(Article)
Description
While exploring his many farms, Farmer John has discovered a number of amazing wormholes. A wormhole is very peculiar because it is a one-way path that delivers you to its destination at a time that is BEFORE you entered the wormhole! Each of FJ’s farms comprises N (1 ≤ N ≤ 500) fields conveniently numbered 1..N, M (1 ≤ M ≤ 2500) paths, and W (1 ≤ W ≤ 200) wormholes.
As FJ is an avid time-traveling fan, he wants to do the following: start at some field, travel through some paths and wormholes, and return to the starting field a time before his initial departure. Perhaps he will be able to meet himself :) .
To help FJ find out whether this is possible or not, he will supply you with complete maps to F (1 ≤ F ≤ 5) of his farms. No paths will take longer than 10,000 seconds to travel and no wormhole can bring FJ back in time by more than 10,000 seconds.
Input
Line 1: A single integer, F. F farm descriptions follow.
Line 1 of each farm: Three space-separated integers respectively: N, M, and W
Lines 2..M+1 of each farm: Three space-separated numbers (S, E, T) that describe, respectively: a bidirectional path between S and E that requires T seconds to traverse. Two fields might be connected by more than one path.
Lines M+2..M+W+1 of each farm: Three space-separated numbers (S, E, T) that describe, respectively: A one way path from S to E that also moves the traveler back T seconds.

(Recorded information)
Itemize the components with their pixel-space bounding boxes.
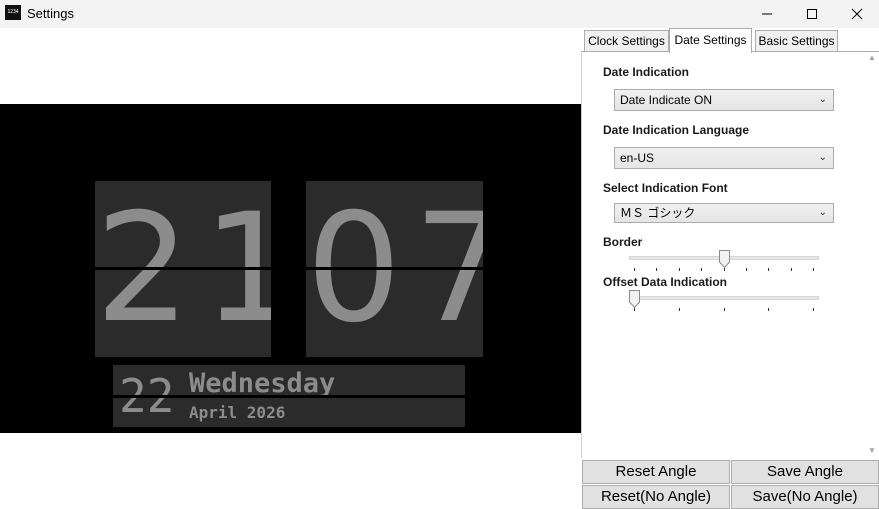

(The exercise) Rewrite the wormhole problem statement starting with "Line 1 of each" and going on through "than one path.", putting "two-way" in place of "bidirectional". The material has no role in this exercise.

(Response for this exercise)
Line 1 of each farm: Three space-separated integers respectively: N, M, and W
Lines 2..M+1 of each farm: Three space-separated numbers (S, E, T) that describe, respectively: a two-way path between S and E that requires T seconds to traverse. Two fields might be connected by more than one path.